> **Problem statement**: Identify and pull out each line of the entries in which "размер" occurs.

** START **

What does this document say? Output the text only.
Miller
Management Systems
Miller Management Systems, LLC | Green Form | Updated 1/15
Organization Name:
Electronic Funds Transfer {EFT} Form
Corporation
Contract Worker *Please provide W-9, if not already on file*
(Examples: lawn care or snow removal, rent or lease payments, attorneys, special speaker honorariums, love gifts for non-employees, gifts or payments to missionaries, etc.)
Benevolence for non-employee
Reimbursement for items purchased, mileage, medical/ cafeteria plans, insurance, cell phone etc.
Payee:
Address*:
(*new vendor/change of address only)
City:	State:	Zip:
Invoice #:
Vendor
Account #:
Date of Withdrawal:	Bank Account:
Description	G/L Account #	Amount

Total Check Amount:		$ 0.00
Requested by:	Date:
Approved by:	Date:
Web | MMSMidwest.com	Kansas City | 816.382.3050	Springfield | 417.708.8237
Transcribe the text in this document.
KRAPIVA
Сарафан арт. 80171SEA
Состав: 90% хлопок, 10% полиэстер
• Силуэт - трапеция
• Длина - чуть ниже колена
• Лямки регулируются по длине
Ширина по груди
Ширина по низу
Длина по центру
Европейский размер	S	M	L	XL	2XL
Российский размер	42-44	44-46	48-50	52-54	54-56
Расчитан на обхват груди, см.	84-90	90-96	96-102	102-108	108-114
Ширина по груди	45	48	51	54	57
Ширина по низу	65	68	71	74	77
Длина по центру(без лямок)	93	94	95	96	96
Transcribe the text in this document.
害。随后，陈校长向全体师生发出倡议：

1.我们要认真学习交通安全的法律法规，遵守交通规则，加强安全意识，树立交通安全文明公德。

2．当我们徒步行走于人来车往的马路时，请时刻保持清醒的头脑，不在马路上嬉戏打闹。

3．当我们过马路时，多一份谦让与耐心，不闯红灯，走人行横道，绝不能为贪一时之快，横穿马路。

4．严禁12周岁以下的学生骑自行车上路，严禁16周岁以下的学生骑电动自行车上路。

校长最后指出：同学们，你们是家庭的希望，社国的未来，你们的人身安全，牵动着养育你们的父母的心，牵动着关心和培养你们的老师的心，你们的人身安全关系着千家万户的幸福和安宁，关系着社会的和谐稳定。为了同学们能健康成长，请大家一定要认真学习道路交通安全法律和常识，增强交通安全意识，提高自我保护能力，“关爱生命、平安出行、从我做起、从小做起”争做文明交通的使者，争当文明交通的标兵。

** END **

> **Answer to this problem**:
Европейский размер	S	M	L	XL	2XL
Российский размер	42-44	44-46	48-50	52-54	54-56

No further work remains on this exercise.